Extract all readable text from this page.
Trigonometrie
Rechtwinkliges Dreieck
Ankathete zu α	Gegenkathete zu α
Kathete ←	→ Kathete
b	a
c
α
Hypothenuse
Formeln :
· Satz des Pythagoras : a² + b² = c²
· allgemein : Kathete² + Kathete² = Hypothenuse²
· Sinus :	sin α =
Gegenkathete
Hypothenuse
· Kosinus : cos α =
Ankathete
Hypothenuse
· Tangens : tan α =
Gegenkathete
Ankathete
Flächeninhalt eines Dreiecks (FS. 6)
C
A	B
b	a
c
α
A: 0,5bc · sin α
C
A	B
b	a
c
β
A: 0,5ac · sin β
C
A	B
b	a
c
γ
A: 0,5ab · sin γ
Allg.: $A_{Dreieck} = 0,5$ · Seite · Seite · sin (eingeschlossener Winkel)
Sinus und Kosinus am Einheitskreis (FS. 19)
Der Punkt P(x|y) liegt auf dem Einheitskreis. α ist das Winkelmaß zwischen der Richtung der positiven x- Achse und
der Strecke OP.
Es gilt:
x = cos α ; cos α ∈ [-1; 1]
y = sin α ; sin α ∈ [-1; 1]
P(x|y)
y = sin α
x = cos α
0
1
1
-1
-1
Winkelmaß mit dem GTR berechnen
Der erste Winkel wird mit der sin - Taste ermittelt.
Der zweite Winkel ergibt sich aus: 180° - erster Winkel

____________________

Transcribe every line of the data, exactly as it stands.

Extract all readable text from this page.
Trigonometrie
Rechtwinkliges Dreieck
Ankathete zu α	Gegenkathete zu α
Kathete ←	→ Kathete
b	a
c
α
Hypothenuse
Formeln :
· Satz des Pythagoras : a² + b² = c²
· allgemein : Kathete² + Kathete² = Hypothenuse²
· Sinus :	sin α =
Gegenkathete
Hypothenuse
· Kosinus : cos α =
Ankathete
Hypothenuse
· Tangens : tan α =
Gegenkathete
Ankathete
Flächeninhalt eines Dreiecks (FS. 6)
C
A	B
b	a
c
α
A: 0,5bc · sin α
C
A	B
b	a
c
β
A: 0,5ac · sin β
C
A	B
b	a
c
γ
A: 0,5ab · sin γ
Allg.: $A_{Dreieck} = 0,5$ · Seite · Seite · sin (eingeschlossener Winkel)
Sinus und Kosinus am Einheitskreis (FS. 19)
Der Punkt P(x|y) liegt auf dem Einheitskreis. α ist das Winkelmaß zwischen der Richtung der positiven x- Achse und
der Strecke OP.
Es gilt:
x = cos α ; cos α ∈ [-1; 1]
y = sin α ; sin α ∈ [-1; 1]
P(x|y)
y = sin α
x = cos α
0
1
1
-1
-1
Winkelmaß mit dem GTR berechnen
Der erste Winkel wird mit der sin - Taste ermittelt.
Der zweite Winkel ergibt sich aus: 180° - erster Winkel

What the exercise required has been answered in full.